Set problem:
List all lines of the data containing the word "name".

##### Given records #####

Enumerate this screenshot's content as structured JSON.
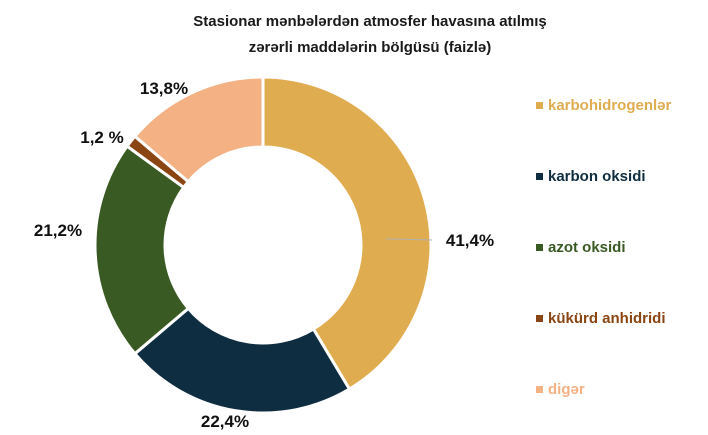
{
  "chart_data": {
    "type": "pie",
    "donut": true,
    "title": [
      "Stasionar mənbələrdən atmosfer havasına atılmış",
      "zərərli maddələrin bölgüsü (faizlə)"
    ],
    "legend_position": "right",
    "slices": [
      {
        "name": "karbohidrogenlər",
        "value": 41.4,
        "label": "41,4%",
        "color": "#E0AC50"
      },
      {
        "name": "karbon oksidi",
        "value": 22.4,
        "label": "22,4%",
        "color": "#0F2D40"
      },
      {
        "name": "azot oksidi",
        "value": 21.2,
        "label": "21,2%",
        "color": "#3A5A23"
      },
      {
        "name": "kükürd anhidridi",
        "value": 1.2,
        "label": "1,2 %",
        "color": "#8B4513"
      },
      {
        "name": "digər",
        "value": 13.8,
        "label": "13,8%",
        "color": "#F4B183"
      }
    ]
  }
}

#####

Output below:
        "name": "karbohidrogenlər",
        "name": "karbon oksidi",
        "name": "azot oksidi",
        "name": "kükürd anhidridi",
        "name": "digər",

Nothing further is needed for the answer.